→ Directions
Copy out all lines that hold "статьи".

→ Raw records

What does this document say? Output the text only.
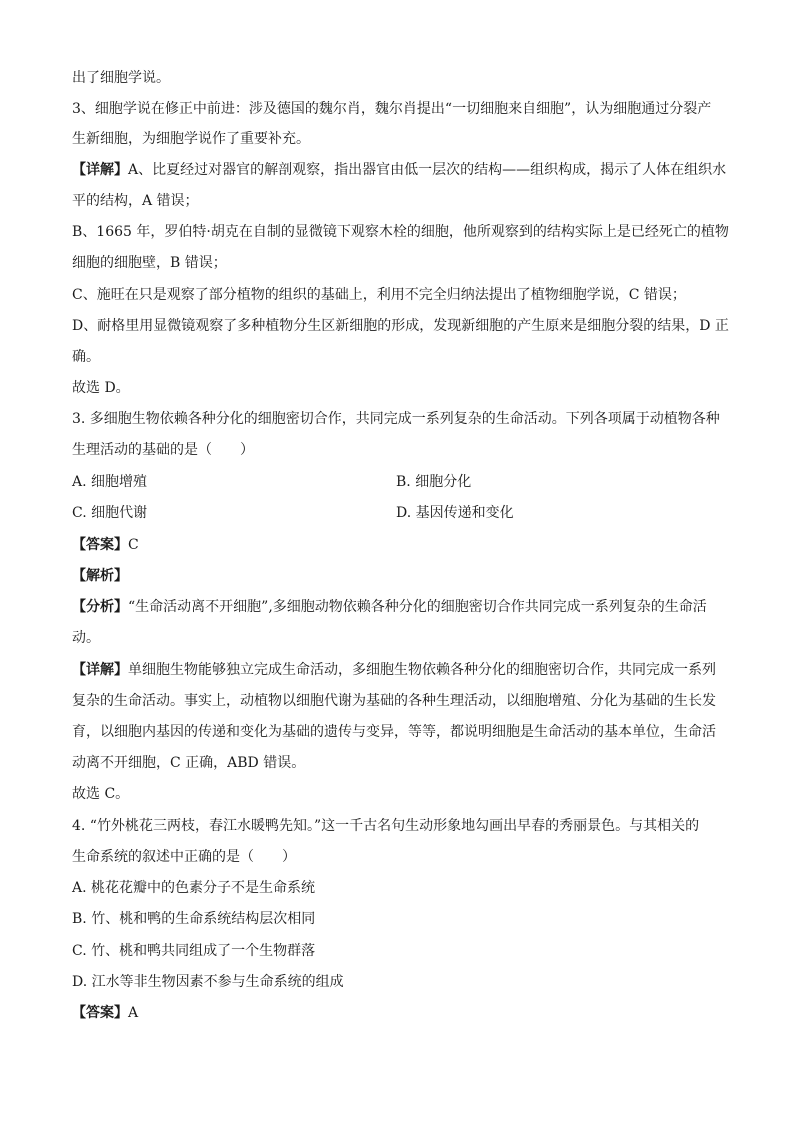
出了细胞学说。
3、细胞学说在修正中前进：涉及德国的魏尔肖，魏尔肖提出“一切细胞来自细胞”，认为细胞通过分裂产
生新细胞，为细胞学说作了重要补充。
【详解】A、比夏经过对器官的解剖观察，指出器官由低一层次的结构——组织构成，揭示了人体在组织水
平的结构，A 错误；
B、1665 年，罗伯特·胡克在自制的显微镜下观察木栓的细胞，他所观察到的结构实际上是已经死亡的植物
细胞的细胞壁，B 错误；
C、施旺在只是观察了部分植物的组织的基础上，利用不完全归纳法提出了植物细胞学说，C 错误；
D、耐格里用显微镜观察了多种植物分生区新细胞的形成，发现新细胞的产生原来是细胞分裂的结果，D 正
确。
故选 D。
3. 多细胞生物依赖各种分化的细胞密切合作，共同完成一系列复杂的生命活动。下列各项属于动植物各种
生理活动的基础的是（　　）
A. 细胞增殖	B. 细胞分化
C. 细胞代谢	D. 基因传递和变化
【答案】C
【解析】
【分析】“生命活动离不开细胞”,多细胞动物依赖各种分化的细胞密切合作共同完成一系列复杂的生命活
动。
【详解】单细胞生物能够独立完成生命活动，多细胞生物依赖各种分化的细胞密切合作，共同完成一系列
复杂的生命活动。事实上，动植物以细胞代谢为基础的各种生理活动，以细胞增殖、分化为基础的生长发
育，以细胞内基因的传递和变化为基础的遗传与变异，等等，都说明细胞是生命活动的基本单位，生命活
动离不开细胞，C 正确，ABD 错误。
故选 C。
4. “竹外桃花三两枝，春江水暖鸭先知。”这一千古名句生动形象地勾画出早春的秀丽景色。与其相关的
生命系统的叙述中正确的是（　　）
A. 桃花花瓣中的色素分子不是生命系统
B. 竹、桃和鸭的生命系统结构层次相同
C. 竹、桃和鸭共同组成了一个生物群落
D. 江水等非生物因素不参与生命系统的组成
【答案】A
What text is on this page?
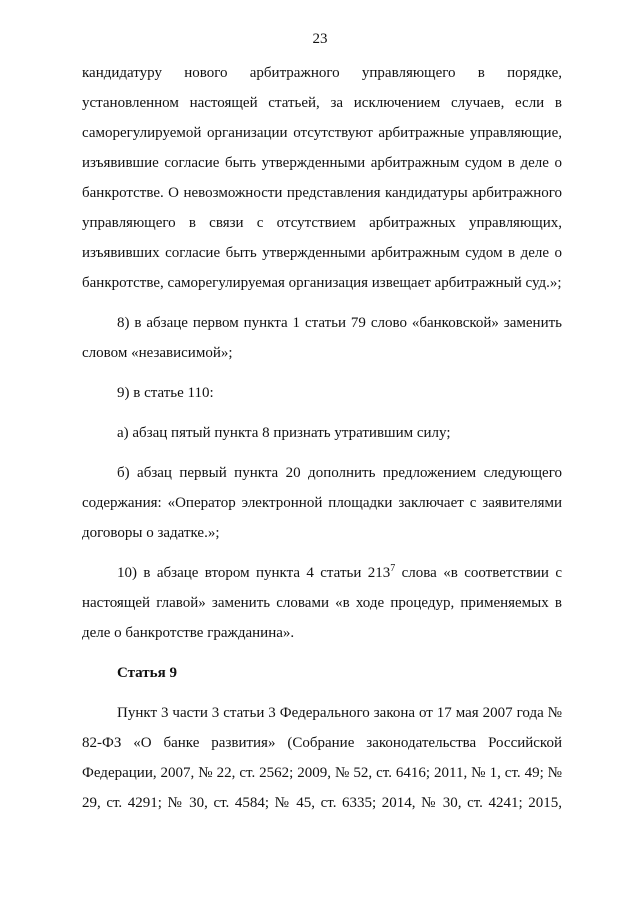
23

кандидатуру нового арбитражного управляющего в порядке, установленном настоящей статьей, за исключением случаев, если в саморегулируемой организации отсутствуют арбитражные управляющие, изъявившие согласие быть утвержденными арбитражным судом в деле о банкротстве. О невозможности представления кандидатуры арбитражного управляющего в связи с отсутствием арбитражных управляющих, изъявивших согласие быть утвержденными арбитражным судом в деле о банкротстве, саморегулируемая организация извещает арбитражный суд.»;

8) в абзаце первом пункта 1 статьи 79 слово «банковской» заменить словом «независимой»;

9) в статье 110:

а) абзац пятый пункта 8 признать утратившим силу;

б) абзац первый пункта 20 дополнить предложением следующего содержания: «Оператор электронной площадки заключает с заявителями договоры о задатке.»;

10) в абзаце втором пункта 4 статьи $213^7$ слова «в соответствии с настоящей главой» заменить словами «в ходе процедур, применяемых в деле о банкротстве гражданина».

Статья 9

Пункт 3 части 3 статьи 3 Федерального закона от 17 мая 2007 года № 82-ФЗ «О банке развития» (Собрание законодательства Российской Федерации, 2007, № 22, ст. 2562; 2009, № 52, ст. 6416; 2011, № 1, ст. 49; № 29, ст. 4291; № 30, ст. 4584; № 45, ст. 6335; 2014, № 30, ст. 4241; 2015,
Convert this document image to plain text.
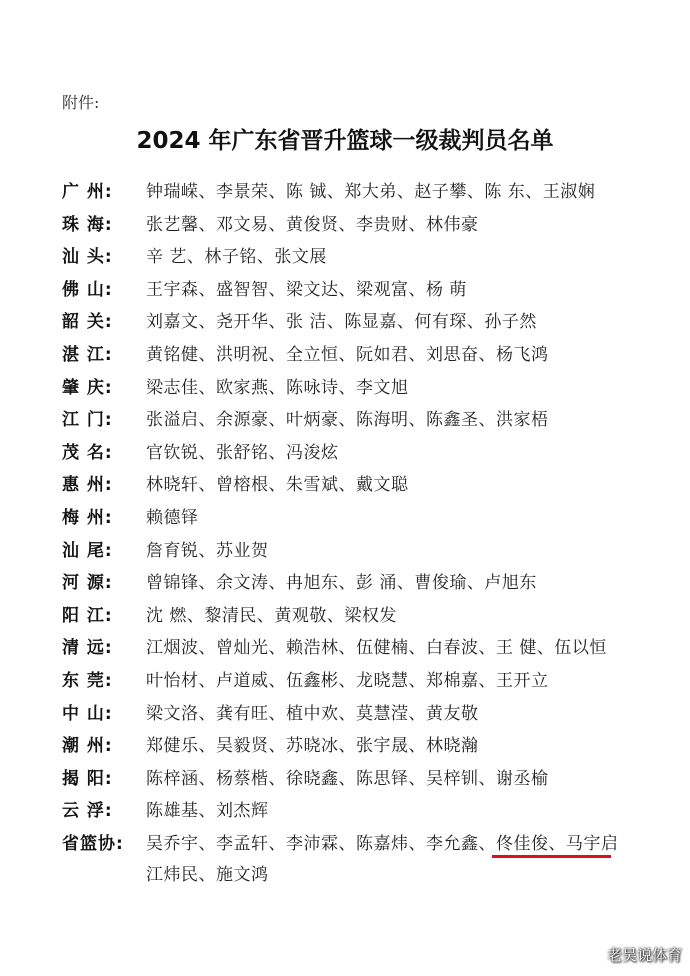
附件:
2024 年广东省晋升篮球一级裁判员名单
广 州:	钟瑞嵘、李景荣、陈 铖、郑大弟、赵子攀、陈 东、王淑娴
珠 海:	张艺馨、邓文易、黄俊贤、李贵财、林伟豪
汕 头:	辛 艺、林子铭、张文展
佛 山:	王宇森、盛智智、梁文达、梁观富、杨 萌
韶 关:	刘嘉文、尧开华、张 洁、陈显嘉、何有琛、孙子然
湛 江:	黄铭健、洪明祝、全立恒、阮如君、刘思奋、杨飞鸿
肇 庆:	梁志佳、欧家燕、陈咏诗、李文旭
江 门:	张溢启、余源豪、叶炳豪、陈海明、陈鑫圣、洪家梧
茂 名:	官钦锐、张舒铭、冯浚炫
惠 州:	林晓轩、曾榕根、朱雪斌、戴文聪
梅 州:	赖德铎
汕 尾:	詹育锐、苏业贺
河 源:	曾锦锋、余文涛、冉旭东、彭 涌、曹俊瑜、卢旭东
阳 江:	沈 燃、黎清民、黄观敬、梁权发
清 远:	江烟波、曾灿光、赖浩林、伍健楠、白春波、王 健、伍以恒
东 莞:	叶怡材、卢道威、伍鑫彬、龙晓慧、郑棉嘉、王开立
中 山:	梁文洛、龚有旺、植中欢、莫慧滢、黄友敬
潮 州:	郑健乐、吴毅贤、苏晓冰、张宇晟、林晓瀚
揭 阳:	陈梓涵、杨蔡楷、徐晓鑫、陈思铎、吴梓钏、谢丞榆
云 浮:	陈雄基、刘杰辉
省篮协:	吴乔宇、李孟轩、李沛霖、陈嘉炜、李允鑫、佟佳俊、马宇启
江炜民、施文鸿
老吴说体育
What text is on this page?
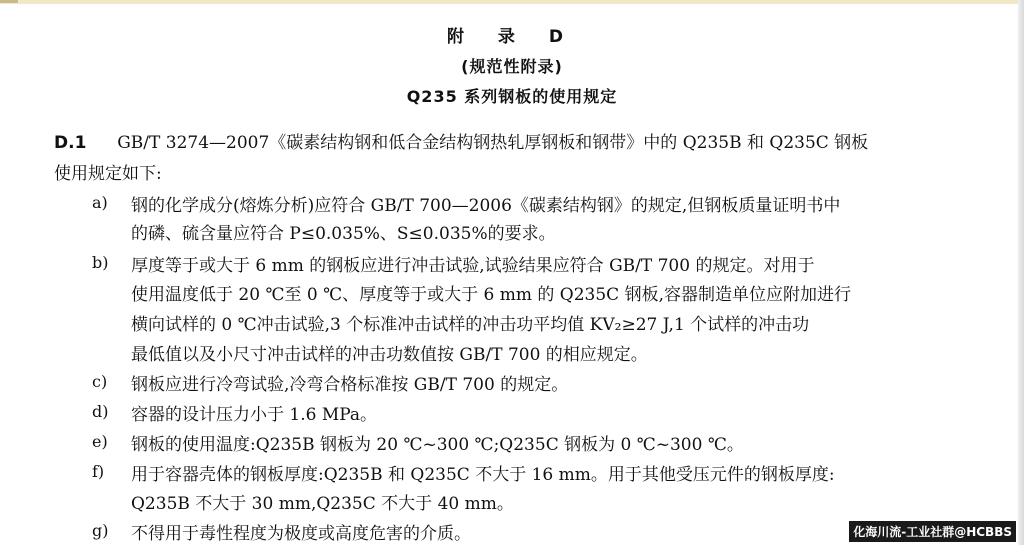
附 录 D
(规范性附录)
Q235 系列钢板的使用规定
D.1 GB/T 3274—2007《碳素结构钢和低合金结构钢热轧厚钢板和钢带》中的 Q235B 和 Q235C 钢板
使用规定如下:
a) 钢的化学成分(熔炼分析)应符合 GB/T 700—2006《碳素结构钢》的规定,但钢板质量证明书中
的磷、硫含量应符合 P≤0.035%、S≤0.035%的要求。
b) 厚度等于或大于 6 mm 的钢板应进行冲击试验,试验结果应符合 GB/T 700 的规定。对用于
使用温度低于 20 ℃至 0 ℃、厚度等于或大于 6 mm 的 Q235C 钢板,容器制造单位应附加进行
横向试样的 0 ℃冲击试验,3 个标准冲击试样的冲击功平均值 KV₂≥27 J,1 个试样的冲击功
最低值以及小尺寸冲击试样的冲击功数值按 GB/T 700 的相应规定。
c) 钢板应进行冷弯试验,冷弯合格标准按 GB/T 700 的规定。
d) 容器的设计压力小于 1.6 MPa。
e) 钢板的使用温度:Q235B 钢板为 20 ℃~300 ℃;Q235C 钢板为 0 ℃~300 ℃。
f) 用于容器壳体的钢板厚度:Q235B 和 Q235C 不大于 16 mm。用于其他受压元件的钢板厚度:
Q235B 不大于 30 mm,Q235C 不大于 40 mm。
g) 不得用于毒性程度为极度或高度危害的介质。	化海川流-工业社群@HCBBS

→ Answer in full
8) в абзаце первом пункта 1 статьи 79 слово «банковской» заменить словом «независимой»;
10) в абзаце втором пункта 4 статьи $213^7$ слова «в соответствии с настоящей главой» заменить словами «в ходе процедур, применяемых в деле о банкротстве гражданина».
Пункт 3 части 3 статьи 3 Федерального закона от 17 мая 2007 года № 82-ФЗ «О банке развития» (Собрание законодательства Российской Федерации, 2007, № 22, ст. 2562; 2009, № 52, ст. 6416; 2011, № 1, ст. 49; № 29, ст. 4291; № 30, ст. 4584; № 45, ст. 6335; 2014, № 30, ст. 4241; 2015,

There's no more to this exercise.